Exercise details: Transcription should be exact. Include all entries.

Data excerpts:
=== Begin Enclosure ===

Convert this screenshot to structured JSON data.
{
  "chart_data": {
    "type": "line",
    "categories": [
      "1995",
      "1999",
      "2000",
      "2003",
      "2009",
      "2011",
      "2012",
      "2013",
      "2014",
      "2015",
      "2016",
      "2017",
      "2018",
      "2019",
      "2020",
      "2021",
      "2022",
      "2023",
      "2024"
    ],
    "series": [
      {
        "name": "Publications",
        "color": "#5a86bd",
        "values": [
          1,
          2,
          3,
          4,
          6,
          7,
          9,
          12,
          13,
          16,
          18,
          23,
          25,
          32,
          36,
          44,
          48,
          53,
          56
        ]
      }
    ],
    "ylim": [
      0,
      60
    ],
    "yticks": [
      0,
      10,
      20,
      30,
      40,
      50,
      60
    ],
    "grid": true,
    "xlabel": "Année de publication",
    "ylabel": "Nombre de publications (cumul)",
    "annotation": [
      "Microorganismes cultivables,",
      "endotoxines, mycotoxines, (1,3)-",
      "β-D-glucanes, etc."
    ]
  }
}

=== End Enclosure ===

Solution for this task:
Convert this screenshot to structured JSON data.
{
  "chart_data": {
    "type": "line",
    "categories": [
      "1995",
      "1999",
      "2000",
      "2003",
      "2009",
      "2011",
      "2012",
      "2013",
      "2014",
      "2015",
      "2016",
      "2017",
      "2018",
      "2019",
      "2020",
      "2021",
      "2022",
      "2023",
      "2024"
    ],
    "series": [
      {
        "name": "Publications",
        "color": "#5a86bd",
        "values": [
          1,
          2,
          3,
          4,
          6,
          7,
          9,
          12,
          13,
          16,
          18,
          23,
          25,
          32,
          36,
          44,
          48,
          53,
          56
        ]
      }
    ],
    "ylim": [
      0,
      60
    ],
    "yticks": [
      0,
      10,
      20,
      30,
      40,
      50,
      60
    ],
    "grid": true,
    "xlabel": "Année de publication",
    "ylabel": "Nombre de publications (cumul)",
    "annotation": [
      "Microorganismes cultivables,",
      "endotoxines, mycotoxines, (1,3)-",
      "β-D-glucanes, etc."
    ]
  }
}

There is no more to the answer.